● **PAGE TEXT**:
⟨

Sunday, November 3, 2013

How one man's crusade from a ramshackle sanctuary in Welwyn Garden City is helping the endangered cats of the Himalayas

By Christopher Stevens


You’ve heard of the Exmoor Beast, a big cat rumoured to live wild on the heath and stalk sheep. But the chances are you’ve never heard of an even more extraordinary phenomenon – the Snow Leopards of Welwyn Garden City.

In a ramshackle complex behind a farm shop, run by a private charity called the Cat Survival Trust, nine snow leopards are being cared for and encouraged to breed.
And in an ambitious project to save the species from extinction, their cubs will be released into the wild – not in north London, luckily, but at the charity’s nature reserve in the Himalayan province of Sikkim, in India.

Snow leopards are perhaps the most beautiful of all cats. They have thick fur and long tails they can wrap right around their bodies, like woolly scarves. 

Adrian Cale's series for the Animal Planet channel, the Snow Leopards Of Leafy London, begins on Monday
Adrian Cale's series for the Animal Planet channel, the Snow Leopards Of Leafy London, begins on Monday

‘Basically, they’re big balls of fluff – with teeth,’ says film-maker Adrian Cale, who’s spent 16 months at the Hertfordshire conservation site. His series for the Animal Planet channel, the Snow Leopards Of Leafy London, begins on Monday. 

Footage of snow leopards has been rare until now. A sequence in David Attenborough’s 2006 series Planet Earth, showing one hunting a wild deer in north-west Pakistan, famously cost the camera crew months of patient waiting. But now their unique behaviour is there for all to see.

‘We’ve got things people have never witnessed before,’ says Adrian. ‘Scent-marking, courting, fighting – all up close and personal.’

In the wild, snow leopards rarely see each other unless a female is in season – with just 5,000 of them left in the world, it’s not hard for them to avoid a crowd. But in captivity, the cats can become affectionate, even gregarious. One pair, Shen and Sharma, born in the same litter of cubs, are inseparable.

They eat together, play together and snuggle together while sleeping. Others, like the centre’s oldest snow leopards, a 14-year-old breeding pair called Kamal and Urbis, behave like a happily married couple. Dr Terry Moore, founder of the trust, says, ‘They’re devoted to each other, and perhaps a few humans could learn from it.’

In the wild, snow leopards rarely see each other unless a female is in season - with just 5,000 of them left in the world, it's not hard for them to avoid a crowd
In the wild, snow leopards rarely see each other unless a female is in season - with just 5,000 of them left in the world, it's not hard for them to avoid a crowd

A burly man with a white, bushy beard, Terry first became concerned about the plight of endangered cats after seeing a civet on sale in Harrods. He bought it, and in 1976 set up his charity to rescue wild cats that could no longer be looked after by private owners or zoos. He currently has nine snow leopards, three pumas, two Amur leopards and a jaguar, among others.

Terry has a rapport with the animals that will amaze viewers. He strolls fearlessly around their cages armed with only a stiff-bristled broom – not so much for fending them off as for giving a friendly belly-rub. ‘The relationship you can build with a cat is, in many ways, often stronger than that you can build with a human,’ he says.

⟩

● **SUPPLIED RECORDS**:
⟨

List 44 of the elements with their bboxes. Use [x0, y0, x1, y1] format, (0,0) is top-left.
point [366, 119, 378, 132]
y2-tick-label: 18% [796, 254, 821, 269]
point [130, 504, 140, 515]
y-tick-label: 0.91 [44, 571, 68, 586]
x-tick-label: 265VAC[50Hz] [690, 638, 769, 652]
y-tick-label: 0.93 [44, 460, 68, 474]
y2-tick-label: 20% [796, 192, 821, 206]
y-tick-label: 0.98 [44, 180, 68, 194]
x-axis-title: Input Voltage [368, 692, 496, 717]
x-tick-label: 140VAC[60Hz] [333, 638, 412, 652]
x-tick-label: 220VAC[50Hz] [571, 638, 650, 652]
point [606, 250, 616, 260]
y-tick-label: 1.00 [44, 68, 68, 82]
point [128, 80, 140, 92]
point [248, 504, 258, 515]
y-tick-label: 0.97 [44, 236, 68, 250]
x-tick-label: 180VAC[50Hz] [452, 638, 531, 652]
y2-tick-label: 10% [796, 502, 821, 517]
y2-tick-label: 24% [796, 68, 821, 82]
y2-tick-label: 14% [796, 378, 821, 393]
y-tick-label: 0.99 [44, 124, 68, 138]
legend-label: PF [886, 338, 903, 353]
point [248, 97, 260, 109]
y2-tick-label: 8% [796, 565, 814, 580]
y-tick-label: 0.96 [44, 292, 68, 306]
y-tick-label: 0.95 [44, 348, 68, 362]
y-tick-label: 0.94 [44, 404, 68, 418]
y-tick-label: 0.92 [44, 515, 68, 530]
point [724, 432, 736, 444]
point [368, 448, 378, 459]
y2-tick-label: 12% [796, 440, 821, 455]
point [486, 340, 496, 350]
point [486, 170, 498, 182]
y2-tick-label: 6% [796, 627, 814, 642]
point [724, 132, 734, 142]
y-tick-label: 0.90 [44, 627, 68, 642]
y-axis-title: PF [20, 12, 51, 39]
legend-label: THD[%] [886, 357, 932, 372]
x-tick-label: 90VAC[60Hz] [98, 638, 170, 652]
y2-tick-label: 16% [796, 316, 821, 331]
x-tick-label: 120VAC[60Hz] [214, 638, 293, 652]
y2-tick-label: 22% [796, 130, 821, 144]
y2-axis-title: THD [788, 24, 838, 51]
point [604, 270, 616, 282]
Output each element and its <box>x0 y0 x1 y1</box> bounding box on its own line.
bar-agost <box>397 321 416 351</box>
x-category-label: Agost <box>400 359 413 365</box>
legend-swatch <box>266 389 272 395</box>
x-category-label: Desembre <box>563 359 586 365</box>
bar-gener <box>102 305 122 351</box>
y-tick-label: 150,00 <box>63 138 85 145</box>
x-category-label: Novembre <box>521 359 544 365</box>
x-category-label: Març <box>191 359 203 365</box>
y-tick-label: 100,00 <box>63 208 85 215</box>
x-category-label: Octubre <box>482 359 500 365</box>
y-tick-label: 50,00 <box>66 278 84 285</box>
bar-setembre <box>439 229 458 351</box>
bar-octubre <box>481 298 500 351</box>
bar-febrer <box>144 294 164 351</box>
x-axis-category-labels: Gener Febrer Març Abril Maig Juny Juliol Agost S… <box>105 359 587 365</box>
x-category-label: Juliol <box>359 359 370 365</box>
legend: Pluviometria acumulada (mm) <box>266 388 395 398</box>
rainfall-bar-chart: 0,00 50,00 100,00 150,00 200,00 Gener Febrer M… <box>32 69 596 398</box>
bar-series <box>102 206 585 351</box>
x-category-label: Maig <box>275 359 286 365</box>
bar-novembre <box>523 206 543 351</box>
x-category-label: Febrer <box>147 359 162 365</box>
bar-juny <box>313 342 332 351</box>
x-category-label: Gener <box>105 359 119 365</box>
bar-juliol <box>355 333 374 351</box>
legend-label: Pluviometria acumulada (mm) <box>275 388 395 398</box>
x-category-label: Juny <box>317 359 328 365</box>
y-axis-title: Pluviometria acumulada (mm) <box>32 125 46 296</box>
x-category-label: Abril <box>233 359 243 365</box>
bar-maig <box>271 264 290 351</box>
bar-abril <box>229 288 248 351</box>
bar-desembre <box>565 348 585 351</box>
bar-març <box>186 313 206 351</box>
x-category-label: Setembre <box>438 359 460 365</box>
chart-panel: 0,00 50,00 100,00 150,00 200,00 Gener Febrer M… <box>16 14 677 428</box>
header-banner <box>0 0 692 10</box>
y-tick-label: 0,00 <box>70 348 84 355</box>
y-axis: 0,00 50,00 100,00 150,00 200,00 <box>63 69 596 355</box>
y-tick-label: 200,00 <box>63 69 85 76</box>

⟩

● **TASKS TO COMPLETE**:
1. Rewrite the paragraph of the snow leopard article that begins "A burly man with a white, bushy beard" as a short list of its main facts.
2. Give the snow leopard article again from "You’ve heard of" to "Welwyn Garden City.", swapping "Exmoor Beast" for "Beast of Bodmin".

● **ANSWER SECTION**:
1.
- Terry is a burly man with a white, bushy beard.
- His concern for endangered cats began when he saw a civet on sale in Harrods, and he bought it.
- In 1976 he set up his charity to rescue wild cats that private owners or zoos could no longer look after.
- He currently has nine snow leopards, three pumas, two Amur leopards and a jaguar, among others.

2.
You’ve heard of the Beast of Bodmin, a big cat rumoured to live wild on the heath and stalk sheep. But the chances are you’ve never heard of an even more extraordinary phenomenon – the Snow Leopards of Welwyn Garden City.